# [What the task requires]
Separate out the lines that hold "this".

# [Record extracts]
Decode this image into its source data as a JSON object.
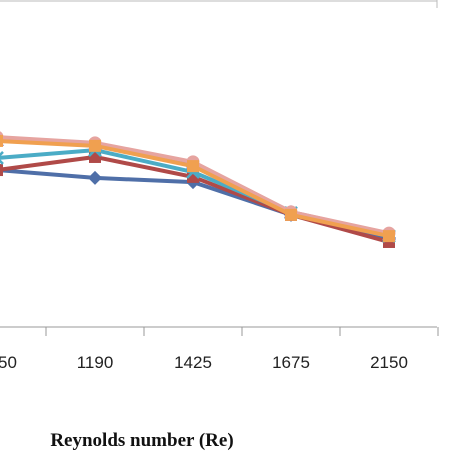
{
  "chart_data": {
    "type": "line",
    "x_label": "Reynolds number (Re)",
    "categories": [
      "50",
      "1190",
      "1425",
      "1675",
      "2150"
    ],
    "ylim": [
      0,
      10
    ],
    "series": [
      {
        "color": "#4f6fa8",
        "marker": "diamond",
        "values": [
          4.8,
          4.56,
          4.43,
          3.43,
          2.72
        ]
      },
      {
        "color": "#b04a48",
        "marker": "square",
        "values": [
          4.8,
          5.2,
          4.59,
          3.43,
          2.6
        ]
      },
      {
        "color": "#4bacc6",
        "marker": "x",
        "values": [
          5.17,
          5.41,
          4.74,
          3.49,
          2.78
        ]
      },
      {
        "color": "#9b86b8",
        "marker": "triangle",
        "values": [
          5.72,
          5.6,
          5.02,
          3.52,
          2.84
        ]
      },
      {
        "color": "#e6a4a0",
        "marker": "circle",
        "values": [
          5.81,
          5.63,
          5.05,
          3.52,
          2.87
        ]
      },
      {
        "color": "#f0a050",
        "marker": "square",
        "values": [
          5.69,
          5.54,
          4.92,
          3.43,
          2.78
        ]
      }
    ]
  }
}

==

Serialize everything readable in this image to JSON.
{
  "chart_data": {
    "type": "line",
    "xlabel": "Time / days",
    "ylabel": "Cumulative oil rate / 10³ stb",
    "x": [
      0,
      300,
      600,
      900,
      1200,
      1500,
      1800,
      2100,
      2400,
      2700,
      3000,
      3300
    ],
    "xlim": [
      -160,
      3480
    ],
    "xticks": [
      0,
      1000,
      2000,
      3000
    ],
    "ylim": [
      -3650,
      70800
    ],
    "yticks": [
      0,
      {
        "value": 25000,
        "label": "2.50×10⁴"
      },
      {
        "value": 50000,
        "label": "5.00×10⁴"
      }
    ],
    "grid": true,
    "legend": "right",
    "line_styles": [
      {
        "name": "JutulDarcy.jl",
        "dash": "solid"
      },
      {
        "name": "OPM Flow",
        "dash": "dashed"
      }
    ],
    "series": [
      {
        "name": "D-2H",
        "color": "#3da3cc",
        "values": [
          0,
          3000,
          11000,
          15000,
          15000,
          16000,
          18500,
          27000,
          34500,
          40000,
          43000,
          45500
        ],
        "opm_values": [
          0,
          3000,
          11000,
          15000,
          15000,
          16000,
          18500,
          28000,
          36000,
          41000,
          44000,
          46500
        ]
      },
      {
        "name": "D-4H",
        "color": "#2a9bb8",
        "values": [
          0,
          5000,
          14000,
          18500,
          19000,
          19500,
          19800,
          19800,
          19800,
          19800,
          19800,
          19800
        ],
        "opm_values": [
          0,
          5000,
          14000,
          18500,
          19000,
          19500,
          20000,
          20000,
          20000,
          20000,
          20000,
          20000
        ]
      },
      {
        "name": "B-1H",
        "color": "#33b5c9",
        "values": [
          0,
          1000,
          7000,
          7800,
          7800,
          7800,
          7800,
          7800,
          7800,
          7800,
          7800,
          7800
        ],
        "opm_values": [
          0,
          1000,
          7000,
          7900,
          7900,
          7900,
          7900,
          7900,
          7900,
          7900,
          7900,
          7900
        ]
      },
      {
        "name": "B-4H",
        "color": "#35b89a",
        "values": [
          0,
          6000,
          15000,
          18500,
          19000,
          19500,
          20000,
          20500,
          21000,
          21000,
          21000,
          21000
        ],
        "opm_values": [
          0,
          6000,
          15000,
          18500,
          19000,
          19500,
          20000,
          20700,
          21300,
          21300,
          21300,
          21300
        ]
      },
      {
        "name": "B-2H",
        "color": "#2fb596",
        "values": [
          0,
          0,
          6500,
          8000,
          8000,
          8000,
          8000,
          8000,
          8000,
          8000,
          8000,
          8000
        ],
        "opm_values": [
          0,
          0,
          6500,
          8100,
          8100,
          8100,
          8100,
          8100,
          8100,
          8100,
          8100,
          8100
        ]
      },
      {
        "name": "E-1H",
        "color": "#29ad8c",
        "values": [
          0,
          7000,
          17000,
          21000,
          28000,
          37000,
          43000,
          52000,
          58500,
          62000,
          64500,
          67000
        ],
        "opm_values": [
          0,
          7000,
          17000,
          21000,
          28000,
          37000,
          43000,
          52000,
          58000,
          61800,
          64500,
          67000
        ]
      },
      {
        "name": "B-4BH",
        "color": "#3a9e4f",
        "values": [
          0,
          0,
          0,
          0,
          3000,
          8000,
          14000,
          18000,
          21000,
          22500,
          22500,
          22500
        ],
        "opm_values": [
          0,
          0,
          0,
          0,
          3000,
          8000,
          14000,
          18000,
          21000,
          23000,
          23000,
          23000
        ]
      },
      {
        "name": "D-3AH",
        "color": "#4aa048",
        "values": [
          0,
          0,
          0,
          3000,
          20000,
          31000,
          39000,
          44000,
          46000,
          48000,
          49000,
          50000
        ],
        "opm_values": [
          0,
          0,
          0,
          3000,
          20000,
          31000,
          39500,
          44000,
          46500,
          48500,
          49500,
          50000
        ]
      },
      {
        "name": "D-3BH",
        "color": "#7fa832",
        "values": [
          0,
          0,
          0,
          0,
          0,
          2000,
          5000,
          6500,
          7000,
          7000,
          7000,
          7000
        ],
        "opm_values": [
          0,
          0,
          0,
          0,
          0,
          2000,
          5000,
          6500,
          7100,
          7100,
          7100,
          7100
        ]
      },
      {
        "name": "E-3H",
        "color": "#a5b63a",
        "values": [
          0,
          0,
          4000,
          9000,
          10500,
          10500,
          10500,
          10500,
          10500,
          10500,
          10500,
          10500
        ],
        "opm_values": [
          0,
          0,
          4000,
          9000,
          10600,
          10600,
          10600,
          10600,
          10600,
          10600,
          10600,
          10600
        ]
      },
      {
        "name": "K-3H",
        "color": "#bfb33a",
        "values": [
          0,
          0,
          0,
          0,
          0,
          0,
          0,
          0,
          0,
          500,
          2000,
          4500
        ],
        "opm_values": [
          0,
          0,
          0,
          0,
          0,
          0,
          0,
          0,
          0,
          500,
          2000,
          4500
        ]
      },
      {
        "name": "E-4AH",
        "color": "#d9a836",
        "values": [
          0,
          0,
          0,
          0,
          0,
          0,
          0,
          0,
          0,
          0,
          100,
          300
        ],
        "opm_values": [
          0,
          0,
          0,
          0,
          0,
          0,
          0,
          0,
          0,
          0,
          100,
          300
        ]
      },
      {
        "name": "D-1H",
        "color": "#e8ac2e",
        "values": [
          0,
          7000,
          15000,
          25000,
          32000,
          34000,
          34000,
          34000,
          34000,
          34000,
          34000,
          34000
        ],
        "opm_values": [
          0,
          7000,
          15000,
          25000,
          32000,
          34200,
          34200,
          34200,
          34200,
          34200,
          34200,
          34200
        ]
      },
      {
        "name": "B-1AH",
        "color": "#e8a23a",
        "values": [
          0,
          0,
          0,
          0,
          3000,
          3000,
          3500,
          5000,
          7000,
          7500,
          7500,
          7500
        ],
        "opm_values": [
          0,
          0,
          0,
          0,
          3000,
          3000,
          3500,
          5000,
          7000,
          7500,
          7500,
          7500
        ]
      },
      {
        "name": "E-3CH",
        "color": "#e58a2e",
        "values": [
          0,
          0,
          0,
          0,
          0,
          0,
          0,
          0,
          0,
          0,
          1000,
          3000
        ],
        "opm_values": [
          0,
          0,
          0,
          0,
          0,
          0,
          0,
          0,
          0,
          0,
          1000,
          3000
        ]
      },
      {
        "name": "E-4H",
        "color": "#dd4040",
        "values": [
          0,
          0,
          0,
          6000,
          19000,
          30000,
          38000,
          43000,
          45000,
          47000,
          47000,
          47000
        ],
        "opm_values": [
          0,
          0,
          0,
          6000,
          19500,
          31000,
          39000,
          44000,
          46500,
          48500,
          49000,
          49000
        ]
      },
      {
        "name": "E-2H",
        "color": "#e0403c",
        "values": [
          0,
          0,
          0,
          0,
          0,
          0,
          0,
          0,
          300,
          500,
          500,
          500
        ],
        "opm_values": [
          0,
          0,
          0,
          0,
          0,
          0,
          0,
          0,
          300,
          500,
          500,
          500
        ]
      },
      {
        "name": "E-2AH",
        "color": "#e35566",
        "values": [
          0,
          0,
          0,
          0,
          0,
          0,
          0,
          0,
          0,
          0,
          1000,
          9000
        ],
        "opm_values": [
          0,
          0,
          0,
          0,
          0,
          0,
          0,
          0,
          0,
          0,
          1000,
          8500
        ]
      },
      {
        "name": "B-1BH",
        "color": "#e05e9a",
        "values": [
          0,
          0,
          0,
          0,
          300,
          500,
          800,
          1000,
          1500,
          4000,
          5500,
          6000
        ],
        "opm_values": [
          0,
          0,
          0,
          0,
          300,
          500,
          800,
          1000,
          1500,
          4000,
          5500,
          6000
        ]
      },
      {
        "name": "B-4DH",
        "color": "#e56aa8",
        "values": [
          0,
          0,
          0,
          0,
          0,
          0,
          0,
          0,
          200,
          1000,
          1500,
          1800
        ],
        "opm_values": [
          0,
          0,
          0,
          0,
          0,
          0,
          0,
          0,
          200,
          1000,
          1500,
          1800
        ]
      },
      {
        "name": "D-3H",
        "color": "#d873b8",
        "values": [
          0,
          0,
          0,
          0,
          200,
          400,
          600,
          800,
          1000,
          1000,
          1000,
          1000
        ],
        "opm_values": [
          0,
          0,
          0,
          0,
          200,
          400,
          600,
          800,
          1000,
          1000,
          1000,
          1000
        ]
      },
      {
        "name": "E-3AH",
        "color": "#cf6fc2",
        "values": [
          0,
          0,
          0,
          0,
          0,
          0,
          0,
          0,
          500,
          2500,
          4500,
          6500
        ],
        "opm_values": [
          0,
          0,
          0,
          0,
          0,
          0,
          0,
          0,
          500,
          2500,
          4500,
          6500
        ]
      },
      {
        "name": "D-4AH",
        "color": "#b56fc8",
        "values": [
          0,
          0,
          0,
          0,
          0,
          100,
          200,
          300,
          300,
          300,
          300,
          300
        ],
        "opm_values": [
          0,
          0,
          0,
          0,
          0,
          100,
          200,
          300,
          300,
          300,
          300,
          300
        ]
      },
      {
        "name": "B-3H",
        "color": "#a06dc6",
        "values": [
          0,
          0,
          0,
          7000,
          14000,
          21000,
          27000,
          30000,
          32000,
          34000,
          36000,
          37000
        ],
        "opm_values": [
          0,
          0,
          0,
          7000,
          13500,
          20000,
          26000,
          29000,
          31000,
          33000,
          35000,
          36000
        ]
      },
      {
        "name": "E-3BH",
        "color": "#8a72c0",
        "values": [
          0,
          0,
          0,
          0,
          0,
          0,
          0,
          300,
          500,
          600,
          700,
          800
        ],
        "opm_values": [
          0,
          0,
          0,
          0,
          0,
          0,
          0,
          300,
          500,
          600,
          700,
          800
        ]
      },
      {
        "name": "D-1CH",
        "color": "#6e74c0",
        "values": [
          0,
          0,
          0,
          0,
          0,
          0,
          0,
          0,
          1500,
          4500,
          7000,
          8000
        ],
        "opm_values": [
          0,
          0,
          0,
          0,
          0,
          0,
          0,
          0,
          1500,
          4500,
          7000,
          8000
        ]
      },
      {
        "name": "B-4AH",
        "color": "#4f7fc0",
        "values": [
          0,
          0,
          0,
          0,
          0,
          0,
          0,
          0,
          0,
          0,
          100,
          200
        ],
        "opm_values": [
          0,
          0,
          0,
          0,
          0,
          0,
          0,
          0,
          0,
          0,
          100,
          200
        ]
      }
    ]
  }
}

# [Written answer]
Decode this image into its source data as a JSON object.
Serialize everything readable in this image to JSON.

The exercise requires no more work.